— Begin Data in this exercise —

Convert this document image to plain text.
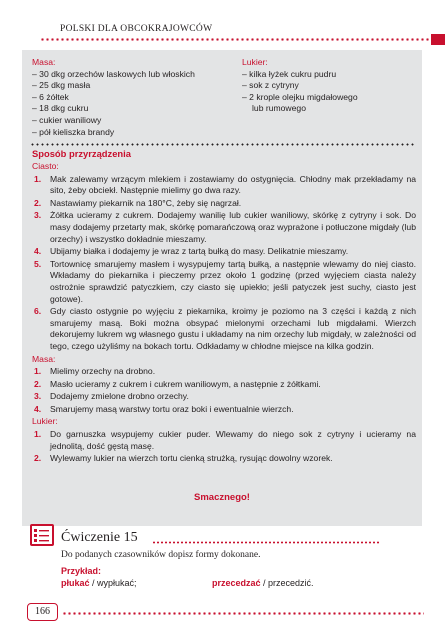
POLSKI DLA OBCOKRAJOWCÓW
Masa:
– 30 dkg orzechów laskowych lub włoskich
– 25 dkg masła
– 6 żółtek
– 18 dkg cukru
– cukier waniliowy
– pół kieliszka brandy
Lukier:
– kilka łyżek cukru pudru
– sok z cytryny
– 2 krople olejku migdałowego
lub rumowego
Sposób przyrządzenia
Ciasto:
1. Mak zalewamy wrzącym mlekiem i zostawiamy do ostygnięcia. Chłodny mak przekładamy na sito, żeby obciekł. Następnie mielimy go dwa razy.
2. Nastawiamy piekarnik na 180°C, żeby się nagrzał.
3. Żółtka ucieramy z cukrem. Dodajemy wanilię lub cukier waniliowy, skórkę z cytryny i sok. Do masy dodajemy przetarty mak, skórkę pomarańczową oraz wyprażone i potłuczone migdały (lub orzechy) i wszystko dokładnie mieszamy.
4. Ubijamy białka i dodajemy je wraz z tartą bułką do masy. Delikatnie mieszamy.
5. Tortownicę smarujemy masłem i wysypujemy tartą bułką, a następnie wlewamy do niej ciasto. Wkładamy do piekarnika i pieczemy przez około 1 godzinę (przed wyjęciem ciasta należy ostrożnie sprawdzić patyczkiem, czy ciasto się upiekło; jeśli patyczek jest suchy, ciasto jest gotowe).
6. Gdy ciasto ostygnie po wyjęciu z piekarnika, kroimy je poziomo na 3 części i każdą z nich smarujemy masą. Boki można obsypać mielonymi orzechami lub migdałami. Wierzch dekorujemy lukrem wg własnego gustu i układamy na nim orzechy lub migdały, w zależności od tego, czego użyliśmy na bokach tortu. Odkładamy w chłodne miejsce na kilka godzin.
Masa:
1. Mielimy orzechy na drobno.
2. Masło ucieramy z cukrem i cukrem waniliowym, a następnie z żółtkami.
3. Dodajemy zmielone drobno orzechy.
4. Smarujemy masą warstwy tortu oraz boki i ewentualnie wierzch.
Lukier:
1. Do garnuszka wsypujemy cukier puder. Wlewamy do niego sok z cytryny i ucieramy na jednolitą, dość gęstą masę.
2. Wylewamy lukier na wierzch tortu cienką strużką, rysując dowolny wzorek.
Smacznego!
Ćwiczenie 15
Do podanych czasowników dopisz formy dokonane.
Przykład:
płukać / wypłukać;	przecedzać / przecedzić.
166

— End Data in this exercise —

Read through the entries and copy each line in which "cukier" appears.

Solution below:
– cukier waniliowy
3. Żółtka ucieramy z cukrem. Dodajemy wanilię lub cukier waniliowy, skórkę z cytryny i sok. Do masy dodajemy przetarty mak, skórkę pomarańczową oraz wyprażone i potłuczone migdały (lub orzechy) i wszystko dokładnie mieszamy.
1. Do garnuszka wsypujemy cukier puder. Wlewamy do niego sok z cytryny i ucieramy na jednolitą, dość gęstą masę.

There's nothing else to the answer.